▶ **SET PROBLEM**: Copy out each line of the material below that holds the string "amount".

▶ **DATASET**:
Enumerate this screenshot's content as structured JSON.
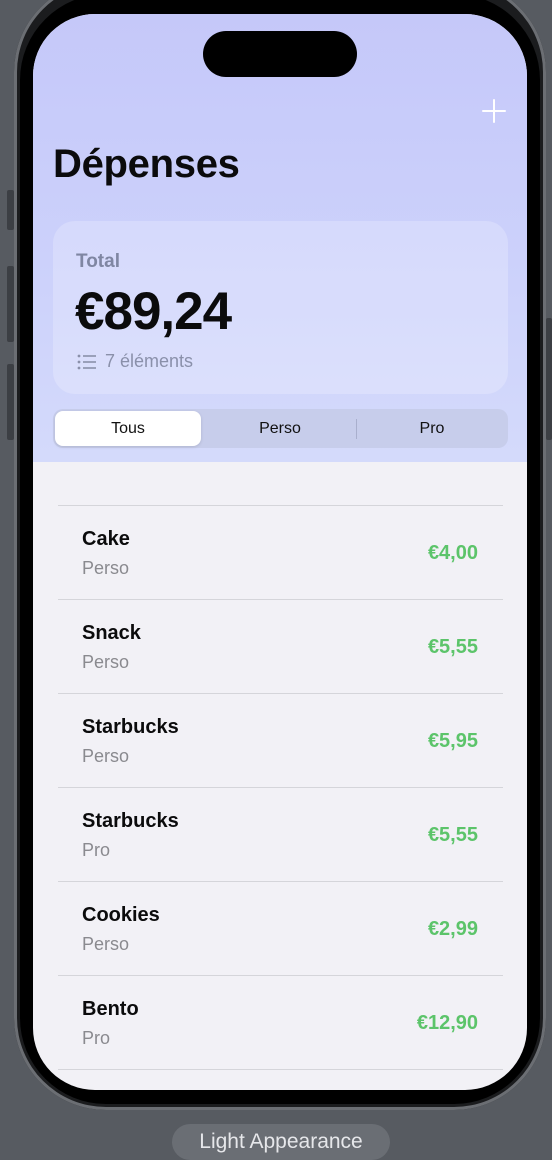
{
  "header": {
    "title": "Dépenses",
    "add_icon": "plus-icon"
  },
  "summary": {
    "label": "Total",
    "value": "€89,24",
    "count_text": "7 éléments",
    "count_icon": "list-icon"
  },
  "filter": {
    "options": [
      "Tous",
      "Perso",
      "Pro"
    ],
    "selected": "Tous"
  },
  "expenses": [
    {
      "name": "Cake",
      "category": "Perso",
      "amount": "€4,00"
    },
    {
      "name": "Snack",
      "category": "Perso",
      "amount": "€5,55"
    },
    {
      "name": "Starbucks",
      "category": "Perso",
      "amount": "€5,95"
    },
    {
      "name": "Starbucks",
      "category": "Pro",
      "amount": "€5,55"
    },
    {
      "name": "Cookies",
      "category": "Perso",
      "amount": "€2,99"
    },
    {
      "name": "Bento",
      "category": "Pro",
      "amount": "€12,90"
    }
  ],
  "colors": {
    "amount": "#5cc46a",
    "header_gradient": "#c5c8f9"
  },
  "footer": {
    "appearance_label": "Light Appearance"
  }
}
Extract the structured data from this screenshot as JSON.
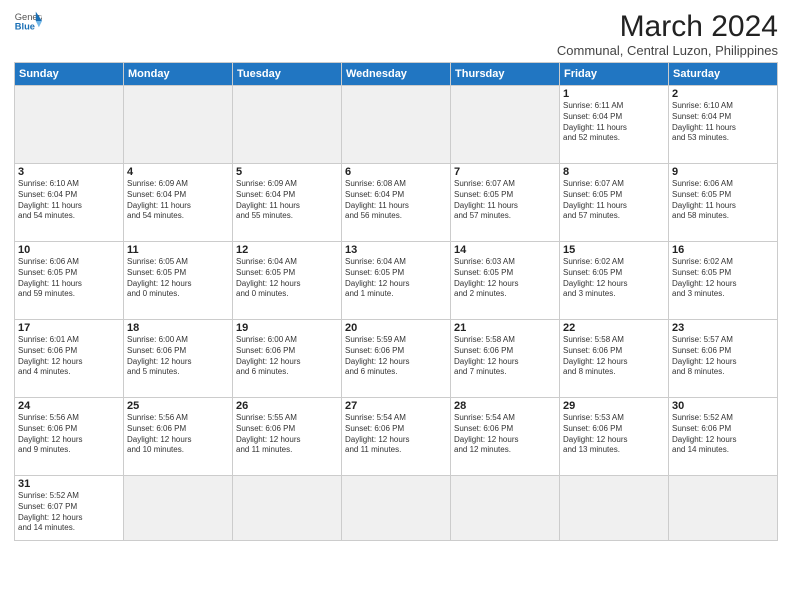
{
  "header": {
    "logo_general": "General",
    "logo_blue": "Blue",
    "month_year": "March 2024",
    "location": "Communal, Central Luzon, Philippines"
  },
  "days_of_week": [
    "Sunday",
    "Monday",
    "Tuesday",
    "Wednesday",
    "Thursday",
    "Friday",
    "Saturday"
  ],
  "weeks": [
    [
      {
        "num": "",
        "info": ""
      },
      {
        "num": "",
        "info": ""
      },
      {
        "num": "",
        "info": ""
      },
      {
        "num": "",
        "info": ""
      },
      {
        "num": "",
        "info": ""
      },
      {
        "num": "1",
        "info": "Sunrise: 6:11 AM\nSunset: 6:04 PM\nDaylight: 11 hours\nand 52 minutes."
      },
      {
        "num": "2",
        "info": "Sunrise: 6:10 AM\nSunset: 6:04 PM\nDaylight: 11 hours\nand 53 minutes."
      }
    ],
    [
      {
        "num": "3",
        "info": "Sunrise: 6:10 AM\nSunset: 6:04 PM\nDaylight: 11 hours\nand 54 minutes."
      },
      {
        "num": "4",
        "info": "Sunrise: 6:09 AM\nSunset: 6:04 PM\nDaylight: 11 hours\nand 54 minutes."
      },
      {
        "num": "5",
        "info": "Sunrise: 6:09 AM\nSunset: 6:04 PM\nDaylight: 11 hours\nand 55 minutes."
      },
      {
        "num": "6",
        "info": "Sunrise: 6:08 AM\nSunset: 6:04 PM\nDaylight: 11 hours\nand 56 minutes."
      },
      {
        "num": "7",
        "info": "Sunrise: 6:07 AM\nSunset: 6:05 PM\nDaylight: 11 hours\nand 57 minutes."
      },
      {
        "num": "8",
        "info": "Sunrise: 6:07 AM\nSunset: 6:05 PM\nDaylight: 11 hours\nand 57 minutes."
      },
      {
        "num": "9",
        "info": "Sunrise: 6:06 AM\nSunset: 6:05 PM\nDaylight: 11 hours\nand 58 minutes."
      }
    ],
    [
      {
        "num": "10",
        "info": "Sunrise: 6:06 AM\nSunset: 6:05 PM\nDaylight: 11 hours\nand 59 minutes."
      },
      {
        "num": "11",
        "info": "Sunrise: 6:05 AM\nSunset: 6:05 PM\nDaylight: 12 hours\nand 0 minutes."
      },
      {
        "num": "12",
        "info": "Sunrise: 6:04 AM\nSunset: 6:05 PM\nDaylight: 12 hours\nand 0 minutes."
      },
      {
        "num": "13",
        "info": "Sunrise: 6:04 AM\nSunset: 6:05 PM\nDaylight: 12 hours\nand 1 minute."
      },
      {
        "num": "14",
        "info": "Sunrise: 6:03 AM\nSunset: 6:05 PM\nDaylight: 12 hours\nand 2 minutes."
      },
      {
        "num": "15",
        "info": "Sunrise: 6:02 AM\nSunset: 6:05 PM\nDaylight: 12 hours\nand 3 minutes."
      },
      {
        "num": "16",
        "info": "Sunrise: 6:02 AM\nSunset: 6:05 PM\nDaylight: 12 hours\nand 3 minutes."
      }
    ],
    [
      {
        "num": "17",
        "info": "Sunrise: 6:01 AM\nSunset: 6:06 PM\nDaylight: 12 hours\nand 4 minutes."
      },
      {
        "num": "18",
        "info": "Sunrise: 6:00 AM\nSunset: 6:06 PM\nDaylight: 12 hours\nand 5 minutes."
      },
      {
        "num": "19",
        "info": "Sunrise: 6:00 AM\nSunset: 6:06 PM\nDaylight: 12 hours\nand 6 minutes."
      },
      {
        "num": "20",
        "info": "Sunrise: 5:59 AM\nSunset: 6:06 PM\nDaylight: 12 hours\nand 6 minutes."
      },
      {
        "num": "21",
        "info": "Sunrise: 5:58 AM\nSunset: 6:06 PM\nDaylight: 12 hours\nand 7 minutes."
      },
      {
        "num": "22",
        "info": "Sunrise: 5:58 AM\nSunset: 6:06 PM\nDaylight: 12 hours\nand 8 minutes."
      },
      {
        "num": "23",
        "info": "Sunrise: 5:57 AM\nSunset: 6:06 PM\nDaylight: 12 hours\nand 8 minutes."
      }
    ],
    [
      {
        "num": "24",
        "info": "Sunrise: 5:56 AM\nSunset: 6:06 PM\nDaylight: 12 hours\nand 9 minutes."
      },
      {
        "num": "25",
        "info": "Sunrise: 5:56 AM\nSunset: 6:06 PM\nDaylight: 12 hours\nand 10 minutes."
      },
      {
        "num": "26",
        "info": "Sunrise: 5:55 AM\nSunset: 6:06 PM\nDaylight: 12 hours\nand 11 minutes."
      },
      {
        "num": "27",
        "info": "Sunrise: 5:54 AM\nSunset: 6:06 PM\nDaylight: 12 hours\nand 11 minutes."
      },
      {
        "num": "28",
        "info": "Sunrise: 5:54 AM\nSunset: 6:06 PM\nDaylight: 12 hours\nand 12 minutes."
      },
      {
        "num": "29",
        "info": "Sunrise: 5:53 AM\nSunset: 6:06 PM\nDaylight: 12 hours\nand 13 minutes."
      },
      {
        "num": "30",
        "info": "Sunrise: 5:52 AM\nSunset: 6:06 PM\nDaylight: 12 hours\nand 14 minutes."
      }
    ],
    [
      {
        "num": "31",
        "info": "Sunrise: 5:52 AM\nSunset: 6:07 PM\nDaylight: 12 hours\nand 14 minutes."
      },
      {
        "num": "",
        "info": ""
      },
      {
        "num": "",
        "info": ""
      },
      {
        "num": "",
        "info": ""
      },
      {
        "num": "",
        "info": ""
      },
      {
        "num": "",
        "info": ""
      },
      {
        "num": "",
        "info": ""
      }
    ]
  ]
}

▶ **RESPONSE TO THIS EXERCISE**:
      "amount": "€4,00"
      "amount": "€5,55"
      "amount": "€5,95"
      "amount": "€5,55"
      "amount": "€2,99"
      "amount": "€12,90"
    "amount": "#5cc46a",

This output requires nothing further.